Pull out every line containing the string "content".

-- START OF STORED RECORDS --

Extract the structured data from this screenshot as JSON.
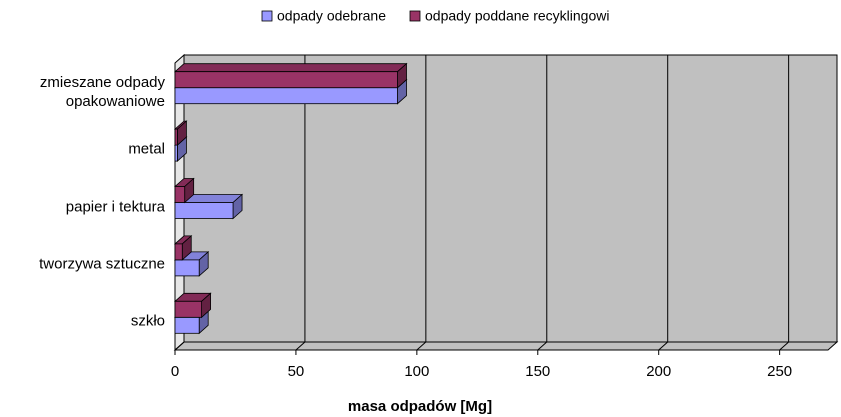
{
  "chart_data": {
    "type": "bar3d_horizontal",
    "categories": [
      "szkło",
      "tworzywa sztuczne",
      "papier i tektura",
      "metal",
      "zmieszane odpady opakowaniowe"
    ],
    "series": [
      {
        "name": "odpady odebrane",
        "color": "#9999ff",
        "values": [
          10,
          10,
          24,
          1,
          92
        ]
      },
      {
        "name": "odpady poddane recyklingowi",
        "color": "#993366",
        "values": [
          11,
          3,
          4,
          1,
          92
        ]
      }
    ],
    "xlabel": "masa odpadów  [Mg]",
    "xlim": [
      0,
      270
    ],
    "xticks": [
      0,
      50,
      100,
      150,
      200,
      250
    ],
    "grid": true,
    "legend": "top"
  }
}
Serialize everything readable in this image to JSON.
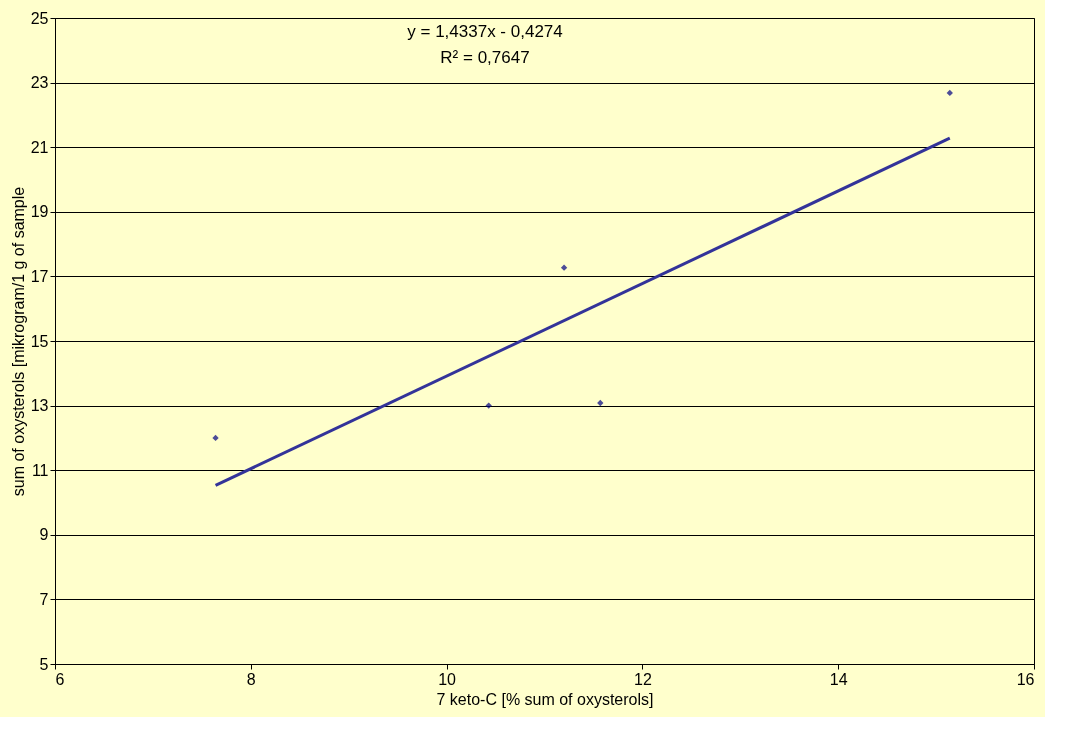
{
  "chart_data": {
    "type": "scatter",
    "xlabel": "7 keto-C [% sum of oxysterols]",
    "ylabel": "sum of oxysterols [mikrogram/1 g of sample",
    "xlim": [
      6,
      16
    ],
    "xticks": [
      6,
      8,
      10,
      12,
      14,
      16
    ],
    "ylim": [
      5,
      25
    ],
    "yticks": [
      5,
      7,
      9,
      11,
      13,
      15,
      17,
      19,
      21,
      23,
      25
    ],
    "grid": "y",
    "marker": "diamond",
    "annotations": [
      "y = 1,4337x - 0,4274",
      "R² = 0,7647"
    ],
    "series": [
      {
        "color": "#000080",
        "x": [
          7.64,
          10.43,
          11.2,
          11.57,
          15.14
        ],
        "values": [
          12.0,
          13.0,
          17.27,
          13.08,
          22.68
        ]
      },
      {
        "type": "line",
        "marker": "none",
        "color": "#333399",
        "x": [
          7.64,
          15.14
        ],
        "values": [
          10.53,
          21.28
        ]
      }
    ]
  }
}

-- END OF STORED RECORDS --
-- START OF STORED RECORDS --

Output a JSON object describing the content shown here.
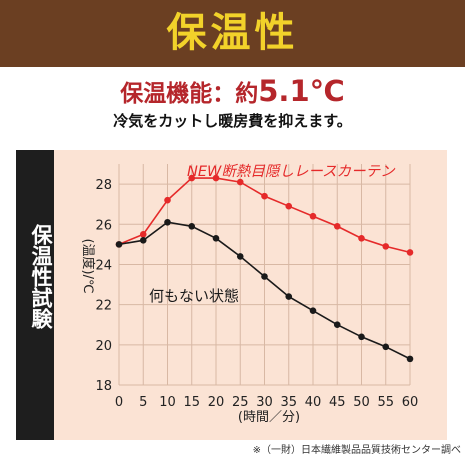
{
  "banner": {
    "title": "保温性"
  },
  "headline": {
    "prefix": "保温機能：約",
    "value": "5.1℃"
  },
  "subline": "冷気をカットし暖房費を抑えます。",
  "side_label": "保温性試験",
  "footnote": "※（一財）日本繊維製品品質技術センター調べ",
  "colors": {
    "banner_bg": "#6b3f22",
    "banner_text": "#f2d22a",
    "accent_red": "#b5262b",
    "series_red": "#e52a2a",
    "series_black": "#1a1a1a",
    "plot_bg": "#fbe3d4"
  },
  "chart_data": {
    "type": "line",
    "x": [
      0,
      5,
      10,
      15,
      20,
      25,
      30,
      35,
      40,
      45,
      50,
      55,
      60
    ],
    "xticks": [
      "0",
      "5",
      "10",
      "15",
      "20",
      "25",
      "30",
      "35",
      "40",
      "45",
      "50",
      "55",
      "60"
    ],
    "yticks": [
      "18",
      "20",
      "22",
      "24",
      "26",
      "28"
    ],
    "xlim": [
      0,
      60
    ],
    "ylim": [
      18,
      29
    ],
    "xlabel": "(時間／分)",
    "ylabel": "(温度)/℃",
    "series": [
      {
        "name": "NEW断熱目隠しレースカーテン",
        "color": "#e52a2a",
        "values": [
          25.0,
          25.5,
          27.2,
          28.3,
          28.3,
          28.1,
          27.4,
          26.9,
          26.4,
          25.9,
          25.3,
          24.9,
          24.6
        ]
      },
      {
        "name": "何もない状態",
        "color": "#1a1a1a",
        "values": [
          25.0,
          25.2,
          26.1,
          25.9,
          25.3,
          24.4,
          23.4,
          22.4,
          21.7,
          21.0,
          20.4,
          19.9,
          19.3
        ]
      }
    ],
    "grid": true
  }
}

-- END OF STORED RECORDS --
-- START OF STORED RECORDS --

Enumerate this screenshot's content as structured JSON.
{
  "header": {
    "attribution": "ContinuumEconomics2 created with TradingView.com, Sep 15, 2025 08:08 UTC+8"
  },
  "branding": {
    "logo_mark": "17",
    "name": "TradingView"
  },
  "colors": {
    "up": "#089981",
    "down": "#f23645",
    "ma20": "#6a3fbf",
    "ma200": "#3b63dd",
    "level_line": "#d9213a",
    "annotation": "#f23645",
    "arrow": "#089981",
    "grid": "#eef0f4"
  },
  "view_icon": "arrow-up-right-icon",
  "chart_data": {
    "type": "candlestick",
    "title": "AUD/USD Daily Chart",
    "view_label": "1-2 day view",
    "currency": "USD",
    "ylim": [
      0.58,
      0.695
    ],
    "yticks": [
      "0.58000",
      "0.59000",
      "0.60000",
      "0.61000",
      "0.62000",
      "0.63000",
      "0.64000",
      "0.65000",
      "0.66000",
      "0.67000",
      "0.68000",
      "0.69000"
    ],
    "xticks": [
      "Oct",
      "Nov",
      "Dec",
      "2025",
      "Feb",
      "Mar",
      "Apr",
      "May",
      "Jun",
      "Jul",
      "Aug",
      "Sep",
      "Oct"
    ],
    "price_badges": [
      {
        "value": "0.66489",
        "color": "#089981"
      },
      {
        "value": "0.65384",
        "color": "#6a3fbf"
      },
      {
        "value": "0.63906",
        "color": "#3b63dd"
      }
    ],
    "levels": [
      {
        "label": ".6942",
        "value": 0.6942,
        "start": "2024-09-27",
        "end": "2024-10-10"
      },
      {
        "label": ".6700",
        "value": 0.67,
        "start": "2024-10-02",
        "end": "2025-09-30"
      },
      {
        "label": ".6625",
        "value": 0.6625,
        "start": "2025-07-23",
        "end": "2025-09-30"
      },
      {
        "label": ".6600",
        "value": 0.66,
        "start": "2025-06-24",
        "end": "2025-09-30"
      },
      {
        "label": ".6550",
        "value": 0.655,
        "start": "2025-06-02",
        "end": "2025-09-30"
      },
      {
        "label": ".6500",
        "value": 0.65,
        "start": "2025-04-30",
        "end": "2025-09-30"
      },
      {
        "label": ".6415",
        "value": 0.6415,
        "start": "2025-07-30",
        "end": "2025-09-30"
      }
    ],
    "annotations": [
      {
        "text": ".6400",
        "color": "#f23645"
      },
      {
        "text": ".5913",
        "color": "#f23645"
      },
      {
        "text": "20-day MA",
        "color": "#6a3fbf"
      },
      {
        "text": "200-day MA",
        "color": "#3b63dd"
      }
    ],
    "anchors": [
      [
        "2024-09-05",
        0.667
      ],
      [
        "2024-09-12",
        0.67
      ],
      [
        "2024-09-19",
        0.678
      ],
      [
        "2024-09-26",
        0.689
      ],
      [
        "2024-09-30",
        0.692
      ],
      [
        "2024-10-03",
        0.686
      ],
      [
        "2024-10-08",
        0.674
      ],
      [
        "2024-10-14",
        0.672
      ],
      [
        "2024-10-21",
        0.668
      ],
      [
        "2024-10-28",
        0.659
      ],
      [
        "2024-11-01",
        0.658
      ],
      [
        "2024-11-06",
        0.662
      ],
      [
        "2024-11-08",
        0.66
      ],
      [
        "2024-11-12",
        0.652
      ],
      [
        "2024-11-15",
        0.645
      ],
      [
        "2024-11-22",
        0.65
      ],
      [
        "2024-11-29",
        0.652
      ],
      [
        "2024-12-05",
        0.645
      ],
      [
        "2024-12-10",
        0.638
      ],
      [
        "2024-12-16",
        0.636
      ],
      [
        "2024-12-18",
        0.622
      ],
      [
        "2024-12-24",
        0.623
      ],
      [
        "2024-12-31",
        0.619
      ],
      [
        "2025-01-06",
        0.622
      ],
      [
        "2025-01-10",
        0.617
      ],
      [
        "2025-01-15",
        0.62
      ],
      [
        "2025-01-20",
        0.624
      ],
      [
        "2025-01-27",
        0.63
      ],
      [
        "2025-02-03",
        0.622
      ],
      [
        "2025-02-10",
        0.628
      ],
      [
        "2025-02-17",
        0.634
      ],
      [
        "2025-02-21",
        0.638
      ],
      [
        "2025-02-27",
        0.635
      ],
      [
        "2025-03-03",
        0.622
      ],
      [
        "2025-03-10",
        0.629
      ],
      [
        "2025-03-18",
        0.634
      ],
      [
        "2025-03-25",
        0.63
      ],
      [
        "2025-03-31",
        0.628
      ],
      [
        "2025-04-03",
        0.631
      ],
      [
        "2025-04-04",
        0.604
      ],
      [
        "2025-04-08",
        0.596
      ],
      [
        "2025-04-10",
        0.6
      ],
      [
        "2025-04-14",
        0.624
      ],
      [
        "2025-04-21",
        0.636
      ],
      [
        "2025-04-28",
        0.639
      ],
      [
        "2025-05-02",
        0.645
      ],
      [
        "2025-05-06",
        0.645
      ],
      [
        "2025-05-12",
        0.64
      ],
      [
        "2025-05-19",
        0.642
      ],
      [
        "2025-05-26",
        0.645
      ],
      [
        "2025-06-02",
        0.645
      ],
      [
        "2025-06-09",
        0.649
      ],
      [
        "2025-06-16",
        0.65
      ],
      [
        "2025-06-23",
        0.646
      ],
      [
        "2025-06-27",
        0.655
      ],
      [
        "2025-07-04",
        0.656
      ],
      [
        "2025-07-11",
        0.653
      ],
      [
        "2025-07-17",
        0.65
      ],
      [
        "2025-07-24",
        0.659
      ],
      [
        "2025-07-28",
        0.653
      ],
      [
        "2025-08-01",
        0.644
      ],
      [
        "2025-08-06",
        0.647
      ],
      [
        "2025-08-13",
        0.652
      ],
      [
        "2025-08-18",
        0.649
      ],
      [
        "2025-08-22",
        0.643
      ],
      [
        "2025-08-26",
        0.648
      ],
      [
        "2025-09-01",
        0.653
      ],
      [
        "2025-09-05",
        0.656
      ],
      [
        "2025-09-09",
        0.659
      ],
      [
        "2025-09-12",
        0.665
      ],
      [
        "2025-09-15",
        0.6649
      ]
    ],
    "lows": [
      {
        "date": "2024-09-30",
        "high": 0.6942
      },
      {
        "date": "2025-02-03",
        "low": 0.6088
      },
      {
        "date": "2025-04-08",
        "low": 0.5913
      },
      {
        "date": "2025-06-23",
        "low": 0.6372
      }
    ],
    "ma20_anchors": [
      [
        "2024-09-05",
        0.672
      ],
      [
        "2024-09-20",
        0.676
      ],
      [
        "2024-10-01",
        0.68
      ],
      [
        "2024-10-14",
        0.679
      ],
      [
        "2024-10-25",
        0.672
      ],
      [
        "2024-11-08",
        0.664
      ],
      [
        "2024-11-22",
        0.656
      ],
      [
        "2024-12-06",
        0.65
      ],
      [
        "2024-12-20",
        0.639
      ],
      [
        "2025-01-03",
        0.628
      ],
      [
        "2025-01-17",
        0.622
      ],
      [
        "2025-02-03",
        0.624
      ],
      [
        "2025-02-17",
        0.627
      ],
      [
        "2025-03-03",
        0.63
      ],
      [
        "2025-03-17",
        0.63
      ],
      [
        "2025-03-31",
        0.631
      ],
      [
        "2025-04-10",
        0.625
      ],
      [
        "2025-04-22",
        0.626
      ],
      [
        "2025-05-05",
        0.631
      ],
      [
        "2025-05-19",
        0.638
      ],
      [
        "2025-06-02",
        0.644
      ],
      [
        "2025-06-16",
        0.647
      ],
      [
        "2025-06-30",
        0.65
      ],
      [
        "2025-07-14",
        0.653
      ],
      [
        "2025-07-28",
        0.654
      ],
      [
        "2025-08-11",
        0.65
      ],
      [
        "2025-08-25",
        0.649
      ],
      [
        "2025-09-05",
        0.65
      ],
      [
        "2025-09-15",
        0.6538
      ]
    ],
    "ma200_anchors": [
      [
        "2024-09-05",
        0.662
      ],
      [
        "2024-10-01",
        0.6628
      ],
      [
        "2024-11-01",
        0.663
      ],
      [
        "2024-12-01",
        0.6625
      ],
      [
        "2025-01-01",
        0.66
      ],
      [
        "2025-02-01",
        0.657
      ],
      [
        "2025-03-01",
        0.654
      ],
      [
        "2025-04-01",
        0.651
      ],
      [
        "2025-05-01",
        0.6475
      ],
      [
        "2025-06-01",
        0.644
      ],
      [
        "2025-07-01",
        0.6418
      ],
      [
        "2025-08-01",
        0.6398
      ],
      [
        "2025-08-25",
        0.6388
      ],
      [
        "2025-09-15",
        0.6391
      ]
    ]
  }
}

-- END OF STORED RECORDS --

:: FINAL RESULT ::
Output a JSON object describing the content shown here.
Enumerate this screenshot's content as structured JSON.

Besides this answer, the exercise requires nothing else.